■ Given exercise ■
Find the string "하나님의" in the entries and copy each line that has it.

■ Data ■
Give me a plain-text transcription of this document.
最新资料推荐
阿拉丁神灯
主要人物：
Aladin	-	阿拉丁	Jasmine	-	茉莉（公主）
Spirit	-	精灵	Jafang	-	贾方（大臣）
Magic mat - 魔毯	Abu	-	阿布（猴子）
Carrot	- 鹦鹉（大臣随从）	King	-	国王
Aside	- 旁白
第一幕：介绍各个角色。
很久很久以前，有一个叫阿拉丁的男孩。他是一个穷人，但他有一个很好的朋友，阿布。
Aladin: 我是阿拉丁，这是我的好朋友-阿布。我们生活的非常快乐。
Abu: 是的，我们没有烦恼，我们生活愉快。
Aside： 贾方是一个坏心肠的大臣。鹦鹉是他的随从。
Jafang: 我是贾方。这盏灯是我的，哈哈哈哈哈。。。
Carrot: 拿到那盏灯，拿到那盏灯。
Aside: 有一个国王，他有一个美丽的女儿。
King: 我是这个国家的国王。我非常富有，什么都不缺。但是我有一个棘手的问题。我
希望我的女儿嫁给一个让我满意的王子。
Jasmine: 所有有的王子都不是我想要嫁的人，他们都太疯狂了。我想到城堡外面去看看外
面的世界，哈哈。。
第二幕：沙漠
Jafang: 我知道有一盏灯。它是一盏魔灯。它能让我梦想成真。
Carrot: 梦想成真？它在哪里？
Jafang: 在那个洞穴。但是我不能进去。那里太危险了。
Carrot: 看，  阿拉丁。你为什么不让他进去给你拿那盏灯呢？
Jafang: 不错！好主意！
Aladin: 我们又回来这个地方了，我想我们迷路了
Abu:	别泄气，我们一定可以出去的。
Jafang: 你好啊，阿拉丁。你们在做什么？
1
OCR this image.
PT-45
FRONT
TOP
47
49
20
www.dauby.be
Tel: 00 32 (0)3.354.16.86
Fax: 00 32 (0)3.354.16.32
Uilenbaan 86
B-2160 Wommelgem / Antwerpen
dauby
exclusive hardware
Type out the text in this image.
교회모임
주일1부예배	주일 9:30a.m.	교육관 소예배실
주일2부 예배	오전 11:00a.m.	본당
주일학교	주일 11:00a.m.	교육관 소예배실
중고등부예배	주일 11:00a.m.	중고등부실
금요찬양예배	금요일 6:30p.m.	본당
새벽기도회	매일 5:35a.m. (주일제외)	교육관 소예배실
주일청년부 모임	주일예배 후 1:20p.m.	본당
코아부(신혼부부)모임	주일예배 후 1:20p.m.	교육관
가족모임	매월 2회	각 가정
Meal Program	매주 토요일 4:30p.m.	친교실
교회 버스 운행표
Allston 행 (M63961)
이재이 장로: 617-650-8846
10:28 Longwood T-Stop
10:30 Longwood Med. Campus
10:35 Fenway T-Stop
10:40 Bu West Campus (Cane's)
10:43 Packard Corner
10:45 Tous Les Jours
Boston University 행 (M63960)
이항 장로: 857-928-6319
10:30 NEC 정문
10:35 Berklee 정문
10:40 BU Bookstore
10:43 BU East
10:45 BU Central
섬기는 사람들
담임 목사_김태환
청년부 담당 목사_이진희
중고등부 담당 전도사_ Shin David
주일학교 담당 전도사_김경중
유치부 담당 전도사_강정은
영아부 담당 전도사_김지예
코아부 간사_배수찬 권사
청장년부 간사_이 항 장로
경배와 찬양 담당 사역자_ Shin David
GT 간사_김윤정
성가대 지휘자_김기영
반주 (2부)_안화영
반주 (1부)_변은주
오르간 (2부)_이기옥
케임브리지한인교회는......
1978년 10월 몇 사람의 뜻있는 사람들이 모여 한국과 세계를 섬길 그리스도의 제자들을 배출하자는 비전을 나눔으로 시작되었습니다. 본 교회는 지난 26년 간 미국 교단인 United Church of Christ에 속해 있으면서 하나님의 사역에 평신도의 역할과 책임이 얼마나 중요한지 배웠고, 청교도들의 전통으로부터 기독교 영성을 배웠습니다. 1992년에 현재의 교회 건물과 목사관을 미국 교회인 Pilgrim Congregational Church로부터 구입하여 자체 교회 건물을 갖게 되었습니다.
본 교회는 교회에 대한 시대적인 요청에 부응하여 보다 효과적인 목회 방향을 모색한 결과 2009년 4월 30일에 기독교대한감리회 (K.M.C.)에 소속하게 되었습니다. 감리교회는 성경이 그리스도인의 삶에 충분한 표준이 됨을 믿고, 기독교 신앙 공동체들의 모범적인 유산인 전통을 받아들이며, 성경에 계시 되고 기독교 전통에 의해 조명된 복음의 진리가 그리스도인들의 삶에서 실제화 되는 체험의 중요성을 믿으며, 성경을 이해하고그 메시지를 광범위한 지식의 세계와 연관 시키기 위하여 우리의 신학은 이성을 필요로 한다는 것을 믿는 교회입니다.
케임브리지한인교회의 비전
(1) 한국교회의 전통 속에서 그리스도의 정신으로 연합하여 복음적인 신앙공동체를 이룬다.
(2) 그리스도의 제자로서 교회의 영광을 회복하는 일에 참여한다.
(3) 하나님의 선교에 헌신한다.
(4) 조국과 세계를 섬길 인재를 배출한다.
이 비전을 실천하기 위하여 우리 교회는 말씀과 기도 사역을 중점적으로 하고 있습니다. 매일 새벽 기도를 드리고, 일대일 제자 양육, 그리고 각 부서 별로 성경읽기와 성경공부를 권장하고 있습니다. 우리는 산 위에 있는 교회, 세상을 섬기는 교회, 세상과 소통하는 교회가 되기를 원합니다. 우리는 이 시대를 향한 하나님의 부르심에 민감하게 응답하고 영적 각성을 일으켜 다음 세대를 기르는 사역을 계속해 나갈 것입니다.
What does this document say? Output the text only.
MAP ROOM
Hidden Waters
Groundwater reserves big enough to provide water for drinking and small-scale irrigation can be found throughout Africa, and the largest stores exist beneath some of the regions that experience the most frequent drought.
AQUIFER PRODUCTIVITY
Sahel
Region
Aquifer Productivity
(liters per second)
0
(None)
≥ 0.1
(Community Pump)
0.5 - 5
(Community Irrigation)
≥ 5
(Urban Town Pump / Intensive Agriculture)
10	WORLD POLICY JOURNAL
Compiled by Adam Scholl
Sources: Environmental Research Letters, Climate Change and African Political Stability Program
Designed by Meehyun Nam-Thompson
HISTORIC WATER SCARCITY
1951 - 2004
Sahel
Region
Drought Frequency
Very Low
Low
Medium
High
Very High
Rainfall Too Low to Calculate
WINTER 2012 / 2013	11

■ Answer ■
1978년 10월 몇 사람의 뜻있는 사람들이 모여 한국과 세계를 섬길 그리스도의 제자들을 배출하자는 비전을 나눔으로 시작되었습니다. 본 교회는 지난 26년 간 미국 교단인 United Church of Christ에 속해 있으면서 하나님의 사역에 평신도의 역할과 책임이 얼마나 중요한지 배웠고, 청교도들의 전통으로부터 기독교 영성을 배웠습니다. 1992년에 현재의 교회 건물과 목사관을 미국 교회인 Pilgrim Congregational Church로부터 구입하여 자체 교회 건물을 갖게 되었습니다.
(3) 하나님의 선교에 헌신한다.
이 비전을 실천하기 위하여 우리 교회는 말씀과 기도 사역을 중점적으로 하고 있습니다. 매일 새벽 기도를 드리고, 일대일 제자 양육, 그리고 각 부서 별로 성경읽기와 성경공부를 권장하고 있습니다. 우리는 산 위에 있는 교회, 세상을 섬기는 교회, 세상과 소통하는 교회가 되기를 원합니다. 우리는 이 시대를 향한 하나님의 부르심에 민감하게 응답하고 영적 각성을 일으켜 다음 세대를 기르는 사역을 계속해 나갈 것입니다.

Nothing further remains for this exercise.